Task requirements:
Return every line below in which "учета" appears.

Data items
++++++++++++++++++++

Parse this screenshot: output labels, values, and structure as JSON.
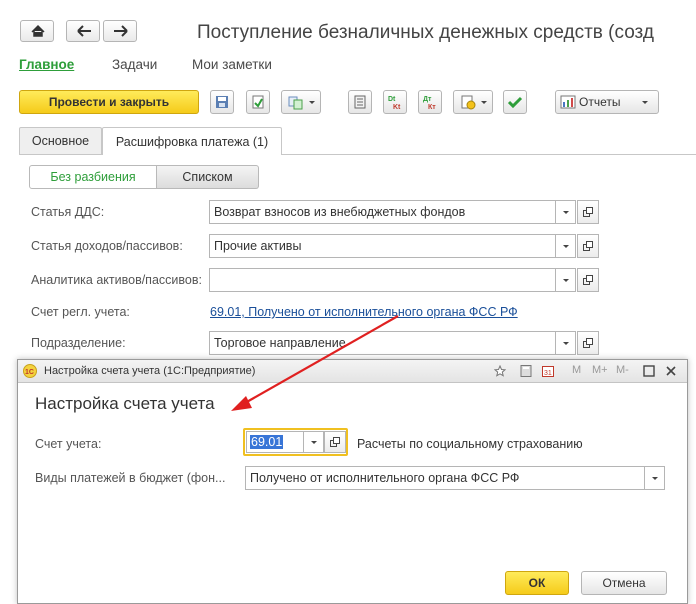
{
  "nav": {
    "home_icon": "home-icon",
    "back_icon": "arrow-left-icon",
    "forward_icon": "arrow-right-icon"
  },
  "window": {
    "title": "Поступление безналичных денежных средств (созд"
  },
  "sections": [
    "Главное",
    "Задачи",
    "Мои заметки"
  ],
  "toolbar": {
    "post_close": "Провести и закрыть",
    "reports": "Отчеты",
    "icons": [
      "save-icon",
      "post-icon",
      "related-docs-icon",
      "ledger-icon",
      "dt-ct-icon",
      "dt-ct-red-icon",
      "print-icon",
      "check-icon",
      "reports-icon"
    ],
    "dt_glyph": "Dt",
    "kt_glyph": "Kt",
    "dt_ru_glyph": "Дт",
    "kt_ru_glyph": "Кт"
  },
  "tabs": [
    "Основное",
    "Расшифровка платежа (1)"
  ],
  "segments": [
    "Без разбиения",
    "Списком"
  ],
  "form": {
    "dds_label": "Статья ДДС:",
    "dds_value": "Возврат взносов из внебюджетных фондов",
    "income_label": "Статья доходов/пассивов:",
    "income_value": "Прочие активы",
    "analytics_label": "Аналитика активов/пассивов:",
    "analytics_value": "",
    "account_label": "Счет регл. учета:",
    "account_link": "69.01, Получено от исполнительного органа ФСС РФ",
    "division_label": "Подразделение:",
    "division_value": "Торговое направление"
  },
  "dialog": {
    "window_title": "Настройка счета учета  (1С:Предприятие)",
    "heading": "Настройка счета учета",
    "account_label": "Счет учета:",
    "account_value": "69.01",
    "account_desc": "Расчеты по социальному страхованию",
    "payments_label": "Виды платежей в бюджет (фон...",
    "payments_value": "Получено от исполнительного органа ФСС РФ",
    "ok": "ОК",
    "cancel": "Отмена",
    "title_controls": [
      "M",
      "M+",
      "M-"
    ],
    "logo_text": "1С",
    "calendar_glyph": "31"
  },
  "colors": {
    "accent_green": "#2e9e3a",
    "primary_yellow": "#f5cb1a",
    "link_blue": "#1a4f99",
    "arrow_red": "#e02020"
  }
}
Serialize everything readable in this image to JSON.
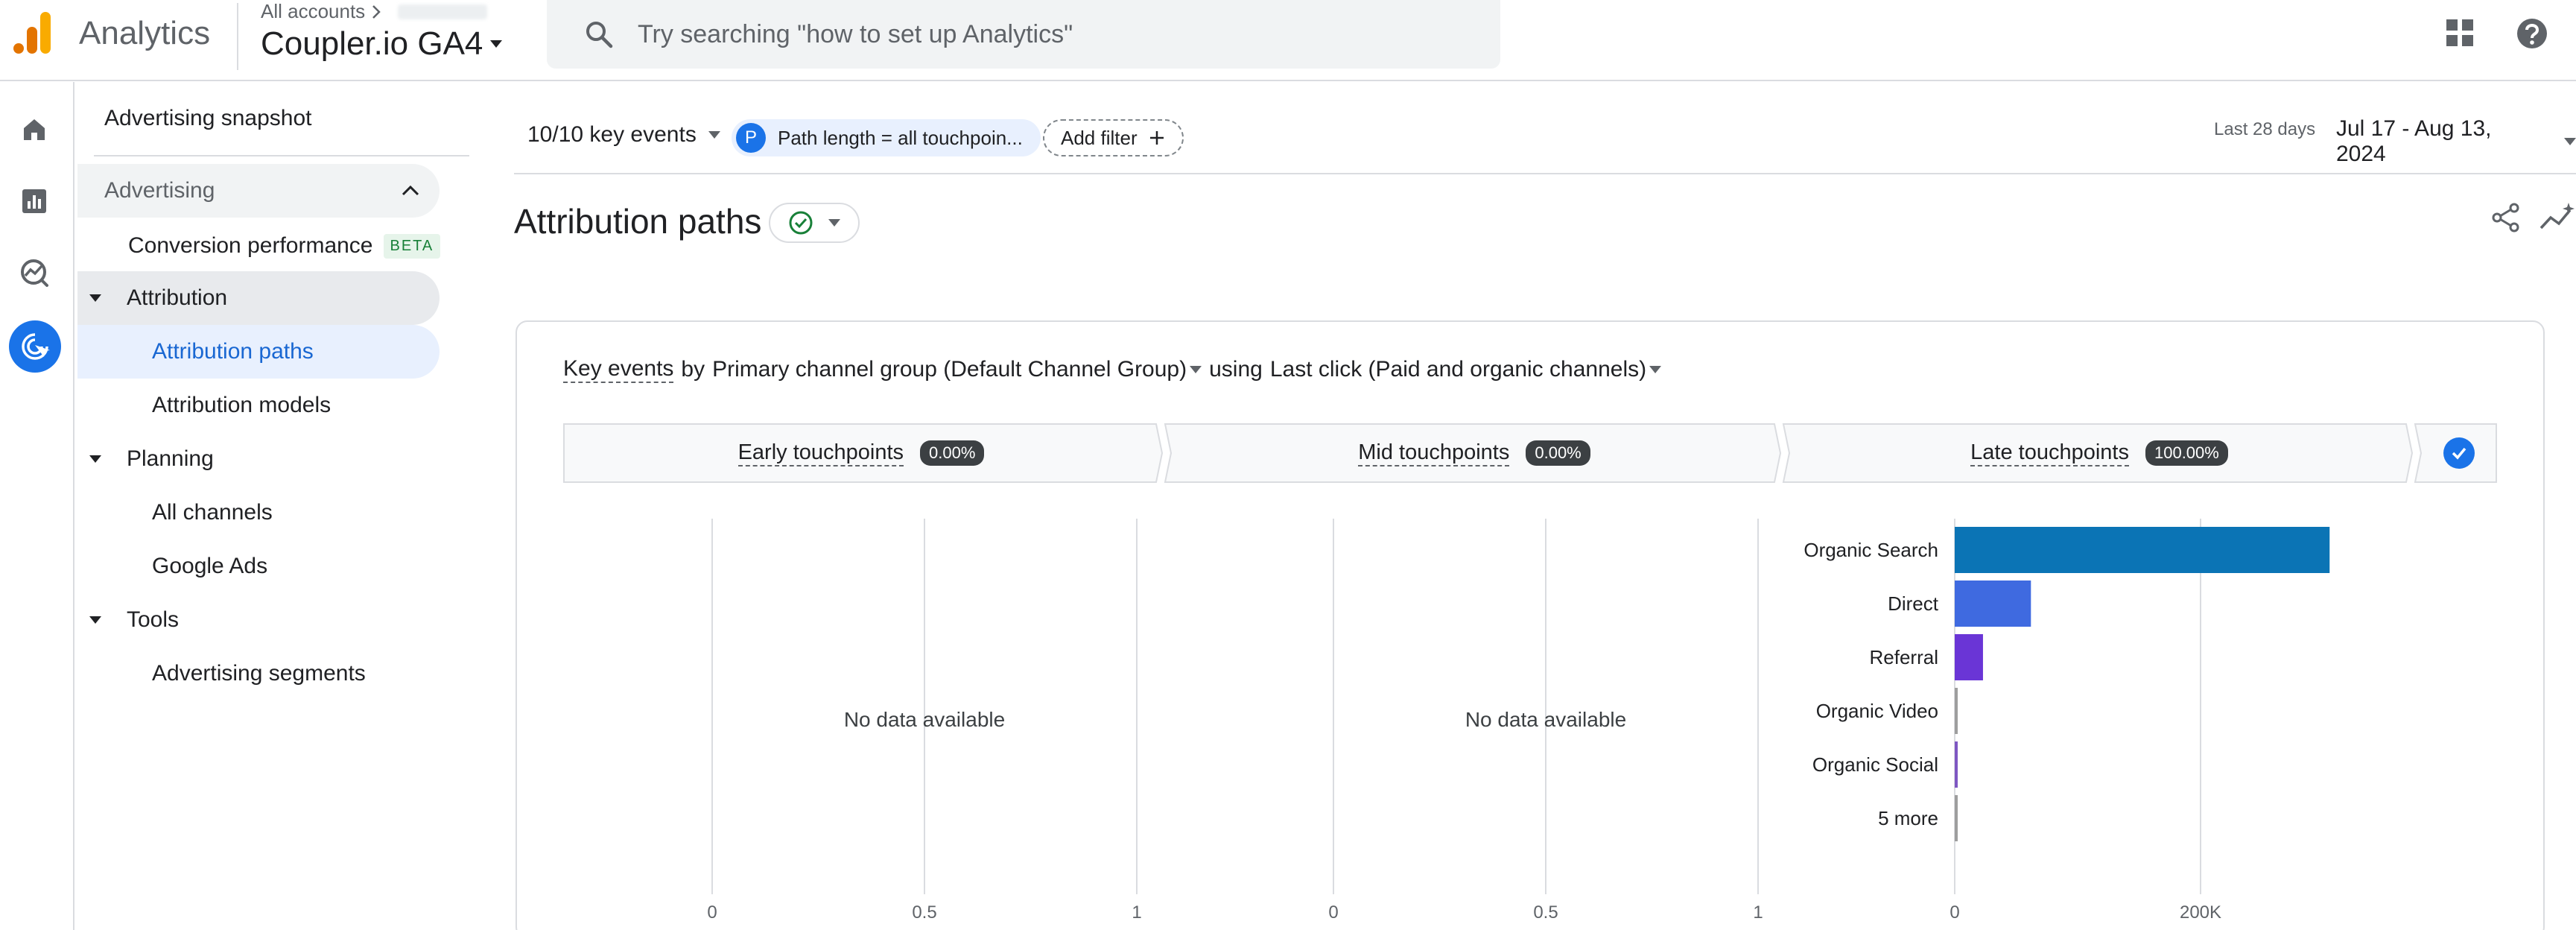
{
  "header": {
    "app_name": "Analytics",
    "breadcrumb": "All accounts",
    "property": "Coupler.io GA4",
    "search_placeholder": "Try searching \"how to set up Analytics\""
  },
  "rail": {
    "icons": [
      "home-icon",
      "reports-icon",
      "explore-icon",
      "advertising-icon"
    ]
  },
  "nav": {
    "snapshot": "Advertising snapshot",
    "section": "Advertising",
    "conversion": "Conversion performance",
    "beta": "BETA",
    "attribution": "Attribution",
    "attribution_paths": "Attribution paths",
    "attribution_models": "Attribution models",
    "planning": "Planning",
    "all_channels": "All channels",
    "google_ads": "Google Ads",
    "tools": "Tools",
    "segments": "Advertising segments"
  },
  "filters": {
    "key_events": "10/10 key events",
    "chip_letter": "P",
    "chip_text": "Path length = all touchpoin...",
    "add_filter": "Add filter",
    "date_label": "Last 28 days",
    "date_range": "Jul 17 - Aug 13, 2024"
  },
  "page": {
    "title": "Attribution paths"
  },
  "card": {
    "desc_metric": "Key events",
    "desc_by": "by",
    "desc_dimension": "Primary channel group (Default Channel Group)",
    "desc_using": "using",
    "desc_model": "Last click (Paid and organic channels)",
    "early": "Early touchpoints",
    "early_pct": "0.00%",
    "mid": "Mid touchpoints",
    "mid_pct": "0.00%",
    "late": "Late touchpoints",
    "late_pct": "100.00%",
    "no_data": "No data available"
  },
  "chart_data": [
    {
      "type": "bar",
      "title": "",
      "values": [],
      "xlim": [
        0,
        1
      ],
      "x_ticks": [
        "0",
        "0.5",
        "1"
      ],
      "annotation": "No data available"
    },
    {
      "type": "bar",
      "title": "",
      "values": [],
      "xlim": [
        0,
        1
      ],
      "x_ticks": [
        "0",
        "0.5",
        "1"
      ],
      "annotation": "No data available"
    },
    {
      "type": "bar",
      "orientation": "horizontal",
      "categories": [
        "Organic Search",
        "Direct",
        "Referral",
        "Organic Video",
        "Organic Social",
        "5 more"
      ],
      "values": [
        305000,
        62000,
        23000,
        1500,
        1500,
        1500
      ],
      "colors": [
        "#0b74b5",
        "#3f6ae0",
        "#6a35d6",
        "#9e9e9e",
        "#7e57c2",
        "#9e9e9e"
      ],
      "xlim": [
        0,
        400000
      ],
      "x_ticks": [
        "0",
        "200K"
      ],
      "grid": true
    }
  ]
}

++++++++++++++++++++

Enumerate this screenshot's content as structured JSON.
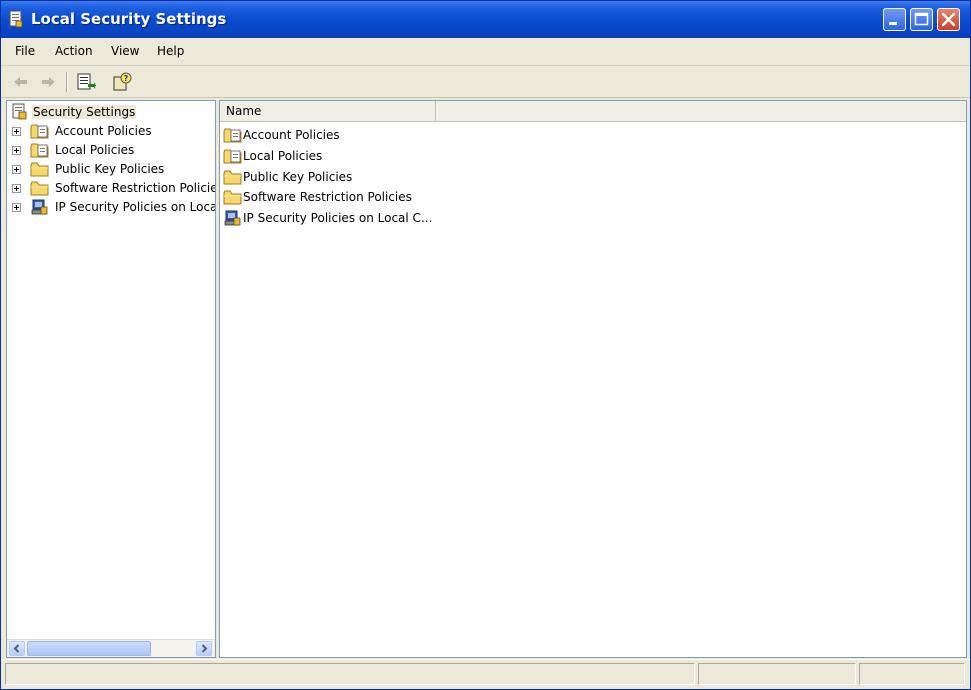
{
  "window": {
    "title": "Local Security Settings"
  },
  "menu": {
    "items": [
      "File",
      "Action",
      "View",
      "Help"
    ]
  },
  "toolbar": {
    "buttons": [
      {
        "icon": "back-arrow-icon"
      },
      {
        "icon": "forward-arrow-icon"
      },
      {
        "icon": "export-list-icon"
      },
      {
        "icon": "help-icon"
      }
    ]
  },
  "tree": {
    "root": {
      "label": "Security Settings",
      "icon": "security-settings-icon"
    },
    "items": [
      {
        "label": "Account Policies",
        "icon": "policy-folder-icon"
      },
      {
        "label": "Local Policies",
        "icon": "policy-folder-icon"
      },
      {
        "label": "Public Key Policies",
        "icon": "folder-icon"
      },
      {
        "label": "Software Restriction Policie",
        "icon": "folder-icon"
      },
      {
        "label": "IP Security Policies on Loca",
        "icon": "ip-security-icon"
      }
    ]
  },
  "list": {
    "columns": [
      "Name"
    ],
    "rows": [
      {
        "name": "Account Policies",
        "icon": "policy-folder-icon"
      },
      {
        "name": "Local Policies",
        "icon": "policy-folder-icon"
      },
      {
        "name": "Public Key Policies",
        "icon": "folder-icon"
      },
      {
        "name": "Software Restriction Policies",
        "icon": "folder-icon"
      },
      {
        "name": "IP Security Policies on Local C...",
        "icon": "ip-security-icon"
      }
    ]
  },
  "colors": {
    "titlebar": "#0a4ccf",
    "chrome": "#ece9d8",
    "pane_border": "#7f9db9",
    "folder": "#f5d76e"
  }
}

++++++++++++++++++++

The answer:
    "account_label": "Счет регл. учета:",
    "window_title": "Настройка счета учета  (1С:Предприятие)",
    "heading": "Настройка счета учета",
    "account_label": "Счет учета:",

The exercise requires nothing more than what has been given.